__THE PROBLEM__
Every line of the listing must be reproduced as it stands. Leave the images behind.

Extracted data entries
★ ★ ★ ★
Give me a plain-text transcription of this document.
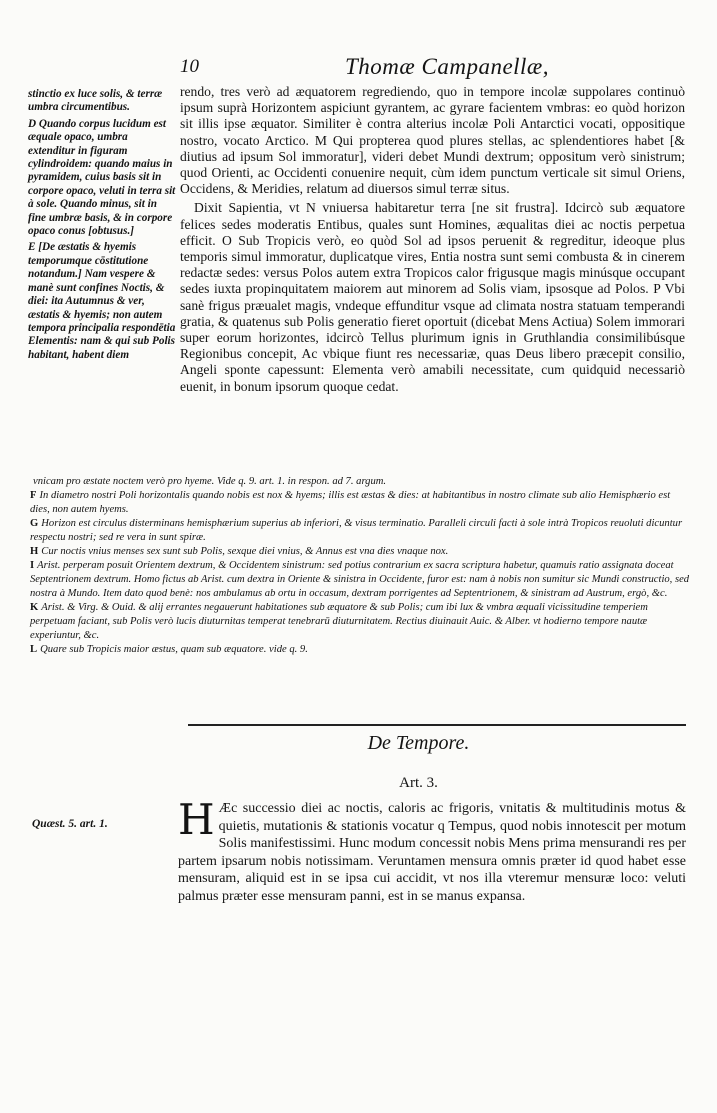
10	Thomæ Campanellæ,

stinctio ex luce solis, & terræ umbra circumentibus.

D Quando corpus lucidum est æquale opaco, umbra extenditur in figuram cylindroidem: quando maius in pyramidem, cuius basis sit in corpore opaco, veluti in terra sit à sole. Quando minus, sit in fine umbræ basis, & in corpore opaco conus [obtusus.]

E [De æstatis & hyemis temporumque cōstitutione notandum.] Nam vespere & manè sunt confines Noctis, & diei: ita Autumnus & ver, æstatis & hyemis; non autem tempora principalia respondētia Elementis: nam & qui sub Polis habitant, habent diem

rendo, tres verò ad æquatorem regrediendo, quo in tempore incolæ suppolares continuò ipsum suprà Horizontem aspiciunt gyrantem, ac gyrare facientem vmbras: eo quòd horizon sit illis ipse æquator. Similiter è contra alterius incolæ Poli Antarctici vocati, oppositique nostro, vocato Arctico. M Qui propterea quod plures stellas, ac splendentiores habet [& diutius ad ipsum Sol immoratur], videri debet Mundi dextrum; oppositum verò sinistrum; quod Orienti, ac Occidenti conuenire nequit, cùm idem punctum verticale sit simul Oriens, Occidens, & Meridies, relatum ad diuersos simul terræ situs.

Dixit Sapientia, vt N vniuersa habitaretur terra [ne sit frustra]. Idcircò sub æquatore felices sedes moderatis Entibus, quales sunt Homines, æqualitas diei ac noctis perpetua efficit. O Sub Tropicis verò, eo quòd Sol ad ipsos peruenit & regreditur, ideoque plus temporis simul immoratur, duplicatque vires, Entia nostra sunt semi combusta & in cinerem redactæ sedes: versus Polos autem extra Tropicos calor frigusque magis minúsque occupant sedes iuxta propinquitatem maiorem aut minorem ad Solis viam, ipsosque ad Polos. P Vbi sanè frigus præualet magis, vndeque effunditur vsque ad climata nostra statuam temperandi gratia, & quatenus sub Polis generatio fieret oportuit (dicebat Mens Actiua) Solem immorari super eorum horizontes, idcircò Tellus plurimum ignis in Gruthlandia consimilibúsque Regionibus concepit, Ac vbique fiunt res necessariæ, quas Deus libero præcepit consilio, Angeli sponte capessunt: Elementa verò amabili necessitate, cum quidquid necessariò euenit, in bonum ipsorum quoque cedat.

vnicam pro æstate noctem verò pro hyeme. Vide q. 9. art. 1. in respon. ad 7. argum.

F In diametro nostri Poli horizontalis quando nobis est nox & hyems; illis est æstas & dies: at habitantibus in nostro climate sub alio Hemisphærio est dies, non autem hyems.

G Horizon est circulus disterminans hemisphærium superius ab inferiori, & visus terminatio. Paralleli circuli facti à sole intrà Tropicos reuoluti dicuntur respectu nostri; sed re vera in sunt spiræ.

H Cur noctis vnius menses sex sunt sub Polis, sexque diei vnius, & Annus est vna dies vnaque nox.

I Arist. perperam posuit Orientem dextrum, & Occidentem sinistrum: sed potius contrarium ex sacra scriptura habetur, quamuis ratio assignata doceat Septentrionem dextrum. Homo fictus ab Arist. cum dextra in Oriente & sinistra in Occidente, furor est: nam à nobis non sumitur sic Mundi constructio, sed nostra à Mundo. Item dato quod benè: nos ambulamus ab ortu in occasum, dextram porrigentes ad Septentrionem, & sinistram ad Austrum, ergò, &c.

K Arist. & Virg. & Ouid. & alij errantes negauerunt habitationes sub æquatore & sub Polis; cum ibi lux & vmbra æquali vicissitudine temperiem perpetuam faciant, sub Polis verò lucis diuturnitas temperat tenebrarū diuturnitatem. Rectius diuinauit Auic. & Alber. vt hodierno tempore nautæ experiuntur, &c.

L Quare sub Tropicis maior æstus, quam sub æquatore. vide q. 9.

De Tempore.
Art. 3.
Quæst. 5. art. 1. H Æc successio diei ac noctis, caloris ac frigoris, vnitatis & multitudinis motus & quietis, mutationis & stationis vocatur q Tempus, quod nobis innotescit per motum Solis manifestissimi. Hunc modum concessit nobis Mens prima mensurandi res per partem ipsarum nobis notissimam. Veruntamen mensura omnis præter id quod habet esse mensuram, aliquid est in se ipsa cui accidit, vt nos illa vteremur mensuræ loco: veluti palmus præter esse mensuram panni, est in se manus expansa.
★ ★ ★ ★
__RESPONSE TO THIS TASK__
Give me a plain-text transcription of this document.
10	Thomæ Campanellæ,

stinctio ex luce solis, & terræ umbra circumentibus.

D Quando corpus lucidum est æquale opaco, umbra extenditur in figuram cylindroidem: quando maius in pyramidem, cuius basis sit in corpore opaco, veluti in terra sit à sole. Quando minus, sit in fine umbræ basis, & in corpore opaco conus [obtusus.]

E [De æstatis & hyemis temporumque cōstitutione notandum.] Nam vespere & manè sunt confines Noctis, & diei: ita Autumnus & ver, æstatis & hyemis; non autem tempora principalia respondētia Elementis: nam & qui sub Polis habitant, habent diem

rendo, tres verò ad æquatorem regrediendo, quo in tempore incolæ suppolares continuò ipsum suprà Horizontem aspiciunt gyrantem, ac gyrare facientem vmbras: eo quòd horizon sit illis ipse æquator. Similiter è contra alterius incolæ Poli Antarctici vocati, oppositique nostro, vocato Arctico. M Qui propterea quod plures stellas, ac splendentiores habet [& diutius ad ipsum Sol immoratur], videri debet Mundi dextrum; oppositum verò sinistrum; quod Orienti, ac Occidenti conuenire nequit, cùm idem punctum verticale sit simul Oriens, Occidens, & Meridies, relatum ad diuersos simul terræ situs.

Dixit Sapientia, vt N vniuersa habitaretur terra [ne sit frustra]. Idcircò sub æquatore felices sedes moderatis Entibus, quales sunt Homines, æqualitas diei ac noctis perpetua efficit. O Sub Tropicis verò, eo quòd Sol ad ipsos peruenit & regreditur, ideoque plus temporis simul immoratur, duplicatque vires, Entia nostra sunt semi combusta & in cinerem redactæ sedes: versus Polos autem extra Tropicos calor frigusque magis minúsque occupant sedes iuxta propinquitatem maiorem aut minorem ad Solis viam, ipsosque ad Polos. P Vbi sanè frigus præualet magis, vndeque effunditur vsque ad climata nostra statuam temperandi gratia, & quatenus sub Polis generatio fieret oportuit (dicebat Mens Actiua) Solem immorari super eorum horizontes, idcircò Tellus plurimum ignis in Gruthlandia consimilibúsque Regionibus concepit, Ac vbique fiunt res necessariæ, quas Deus libero præcepit consilio, Angeli sponte capessunt: Elementa verò amabili necessitate, cum quidquid necessariò euenit, in bonum ipsorum quoque cedat.

vnicam pro æstate noctem verò pro hyeme. Vide q. 9. art. 1. in respon. ad 7. argum.

F In diametro nostri Poli horizontalis quando nobis est nox & hyems; illis est æstas & dies: at habitantibus in nostro climate sub alio Hemisphærio est dies, non autem hyems.

G Horizon est circulus disterminans hemisphærium superius ab inferiori, & visus terminatio. Paralleli circuli facti à sole intrà Tropicos reuoluti dicuntur respectu nostri; sed re vera in sunt spiræ.

H Cur noctis vnius menses sex sunt sub Polis, sexque diei vnius, & Annus est vna dies vnaque nox.

I Arist. perperam posuit Orientem dextrum, & Occidentem sinistrum: sed potius contrarium ex sacra scriptura habetur, quamuis ratio assignata doceat Septentrionem dextrum. Homo fictus ab Arist. cum dextra in Oriente & sinistra in Occidente, furor est: nam à nobis non sumitur sic Mundi constructio, sed nostra à Mundo. Item dato quod benè: nos ambulamus ab ortu in occasum, dextram porrigentes ad Septentrionem, & sinistram ad Austrum, ergò, &c.

K Arist. & Virg. & Ouid. & alij errantes negauerunt habitationes sub æquatore & sub Polis; cum ibi lux & vmbra æquali vicissitudine temperiem perpetuam faciant, sub Polis verò lucis diuturnitas temperat tenebrarū diuturnitatem. Rectius diuinauit Auic. & Alber. vt hodierno tempore nautæ experiuntur, &c.

L Quare sub Tropicis maior æstus, quam sub æquatore. vide q. 9.

De Tempore.
Art. 3.
Quæst. 5. art. 1. H Æc successio diei ac noctis, caloris ac frigoris, vnitatis & multitudinis motus & quietis, mutationis & stationis vocatur q Tempus, quod nobis innotescit per motum Solis manifestissimi. Hunc modum concessit nobis Mens prima mensurandi res per partem ipsarum nobis notissimam. Veruntamen mensura omnis præter id quod habet esse mensuram, aliquid est in se ipsa cui accidit, vt nos illa vteremur mensuræ loco: veluti palmus præter esse mensuram panni, est in se manus expansa.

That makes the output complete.